SOURCE PASSAGE:
⁂

And stagnant prices, rising costs and overcapacity mean margins are tight and many firms can’t afford to send staff offsite for training.
Yet Proskills, the industry body for the process and manufacturing sector, says that, of the seven industry sectors it represents, the print industry has the fastest changing needs for the development of new skills. In print, training needs to be on the boardroom agenda as much as the classroom blackboard.
And, according to Proskills chief executive Terry Watts, it’s not just managers who treat offsite training with trepidation. “The people who often need training are those who left school at 16 without proper qualifications. To ask them to go back into that learning environment can be stressful,” he says. “We try to fix that by talking to the unions. Someone on a print line may feel exposed talking to the boss, but may feel more comfortable talking to their colleague who’s a union rep.”
So training is not a black-and-white issue, particularly when you consider the UK’s greying workforce: workers are reaching retirement or being made redundant, and taking their know-how with them. Likewise, recruitment is in decline – intake of apprentices fell 19% between 2005/05 and 2005/06. Advanced apprenticeships dropped 29%.
Richer blend
Given these conflicting pressures, how then can print afford to fulfil its training needs? Recently, this question has led to some radical and innovative solutions, chiefly in the form of online training.
Watts says the future is about “blended learning”, where the trainer uses a range of delivery options, be they onsite, offsite or online.
One printer that gets full marks for online education is Polestar. The firm has been spreading the training message through its Print Dynamics initiative for the past five years, reaching out to staff, buyers and some 60,000 students through the PrintIT! scheme. Print Dynamics is the brainchild of group training director Darrin Stevens, who was himself plucked from the education sector when, in 2003, Polestar heard about an interactive training CD he had developed in his postgraduate teaching diploma at Huddersfield University.
In the five years since trading the lecture hall for the print room, Stevens has augmented his passion for training with print expertise, and he understands the pressure offsite training puts on printers. “Production has to come first, so training is always on the backburner,” he says. “Because we’re all running so slim, we don’t have the luxury of sending someone off even for a few hours training.” However, figures from Vision in Print (ViP) show that training will add some breathing space to a choked operation, and help the bottom line too. As of December 2007, the improvement body had financial figures on a third of the 230 programmes it has run, showing that the average added-value boost in the first year after implementing a ViP scheme is £128,000. And in terms of cost, ViP is confident of a tenfold payback by the end of year one.

⁂

THINGS TO DO:
1. Reproduce the part of the print-industry training article starting with "So training is not" and going on through "of online training.".
2. Resume the article on training in the print industry, picking up after its last sentence.
The material that comes next has no connection to the article on print-industry training.

Collection entries
⁂

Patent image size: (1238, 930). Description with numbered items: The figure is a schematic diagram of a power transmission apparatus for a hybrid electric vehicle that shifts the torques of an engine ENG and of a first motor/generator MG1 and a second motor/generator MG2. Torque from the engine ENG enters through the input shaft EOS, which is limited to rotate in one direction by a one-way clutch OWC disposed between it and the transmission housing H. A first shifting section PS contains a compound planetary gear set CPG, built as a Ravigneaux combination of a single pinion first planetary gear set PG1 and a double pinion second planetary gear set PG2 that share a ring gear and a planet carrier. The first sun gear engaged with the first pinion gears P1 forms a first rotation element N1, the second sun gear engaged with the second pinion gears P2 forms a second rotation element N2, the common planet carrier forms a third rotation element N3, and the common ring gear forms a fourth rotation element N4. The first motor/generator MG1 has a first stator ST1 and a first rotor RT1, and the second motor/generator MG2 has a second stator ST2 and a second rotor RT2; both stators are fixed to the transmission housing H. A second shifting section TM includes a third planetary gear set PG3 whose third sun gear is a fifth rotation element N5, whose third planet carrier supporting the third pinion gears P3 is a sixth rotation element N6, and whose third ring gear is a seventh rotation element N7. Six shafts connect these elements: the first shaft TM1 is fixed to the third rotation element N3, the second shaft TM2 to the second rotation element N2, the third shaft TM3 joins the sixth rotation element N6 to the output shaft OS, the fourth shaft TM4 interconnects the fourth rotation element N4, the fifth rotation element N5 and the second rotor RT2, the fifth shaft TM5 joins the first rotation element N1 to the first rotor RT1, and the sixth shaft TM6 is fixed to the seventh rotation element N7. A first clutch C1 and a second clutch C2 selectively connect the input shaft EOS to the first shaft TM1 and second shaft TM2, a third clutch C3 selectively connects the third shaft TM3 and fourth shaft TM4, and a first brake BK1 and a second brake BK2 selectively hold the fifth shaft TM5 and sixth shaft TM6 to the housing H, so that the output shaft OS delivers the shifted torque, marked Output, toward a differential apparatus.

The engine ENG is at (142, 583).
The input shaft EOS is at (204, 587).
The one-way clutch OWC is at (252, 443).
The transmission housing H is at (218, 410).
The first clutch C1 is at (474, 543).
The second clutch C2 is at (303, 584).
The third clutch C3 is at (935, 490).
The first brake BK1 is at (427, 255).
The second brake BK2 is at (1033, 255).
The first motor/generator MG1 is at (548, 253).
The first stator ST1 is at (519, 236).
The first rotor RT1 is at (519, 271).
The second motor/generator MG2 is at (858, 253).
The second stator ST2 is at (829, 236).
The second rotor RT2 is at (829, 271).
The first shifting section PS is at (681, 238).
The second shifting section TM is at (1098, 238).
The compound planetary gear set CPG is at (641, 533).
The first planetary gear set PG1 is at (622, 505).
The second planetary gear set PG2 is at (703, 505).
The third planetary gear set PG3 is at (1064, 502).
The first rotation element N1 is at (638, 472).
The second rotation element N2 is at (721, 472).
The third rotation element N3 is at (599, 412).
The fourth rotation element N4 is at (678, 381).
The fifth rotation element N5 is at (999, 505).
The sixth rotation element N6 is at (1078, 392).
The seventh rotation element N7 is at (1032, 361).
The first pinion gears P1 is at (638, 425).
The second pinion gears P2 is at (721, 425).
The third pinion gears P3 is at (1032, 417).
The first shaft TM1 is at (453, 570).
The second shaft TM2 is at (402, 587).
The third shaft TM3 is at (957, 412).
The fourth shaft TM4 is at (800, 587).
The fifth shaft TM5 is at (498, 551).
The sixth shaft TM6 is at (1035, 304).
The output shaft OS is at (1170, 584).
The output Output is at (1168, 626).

⁂

WRITTEN ANSWERS:
1.
So training is not a black-and-white issue, particularly when you consider the UK’s greying workforce: workers are reaching retirement or being made redundant, and taking their know-how with them. Likewise, recruitment is in decline – intake of apprentices fell 19% between 2005/05 and 2005/06. Advanced apprenticeships dropped 29%.
Richer blend
Given these conflicting pressures, how then can print afford to fulfil its training needs? Recently, this question has led to some radical and innovative solutions, chiefly in the form of online training.

2.
Handheld delivery
Fiscal boosts need to be balanced against the human cost. Stevens recognises the fear factor students face: “If you’re going to take an exam and you haven’t done one for 30 years, you’re going to be anxious.” This is where Print Dynamics steps in. After five years of delivering the training materials on CD, Polestar has embraced the digital age by putting coursework out on the internet, and the future, Stevens says, is handheld. “With technology like the iPod Touch, BlackBerry, mobile phone, Nintendo DS, you can do something revolutionary.” Forget the classroom or the shopfloor, Stevens says: “You can go to, say, McDonalds or Costa where there’s free WiFi and do some training. It’s using what’s here now.”
The idea is not a pipedream. Stevens claimed an industry first in March when 14 production executives from publishers Emap and Bauer graduated from a Polestar-led diploma. Rather than textbooks, students received iPods containing course material, videos, illustrations and photos. “The magic was that the resource was carried around 24/7 so they’d always have the information at their fingertips,” says Stevens.
While Polestar didn’t charge for the courses, the long-term financial benefits of having well-educated customers are huge. It creates efficiencies between buyer and printer that streamline the ordering process while cutting costs. It also engenders loyalty, which means long-term dividends. But focusing on clients is just one facet of training. For Polestar, it’s as much about blended students as blended learning. The printer gets teenagers interested in the industry through schemes such as PrintIT! and also takes advantage of apprenticeships and employee training to keep its staff fully skilled and build company loyalty.
Stevens says: “We have more than 100 apprenticeships and a 92% retention rate. People are loyal to people who develop them. You’ll get the odd one who wants to try something different and see what else is out there, but that’s the risk. Life with no risk is no life at all. Let’s get past that and all take the risk of training our people.”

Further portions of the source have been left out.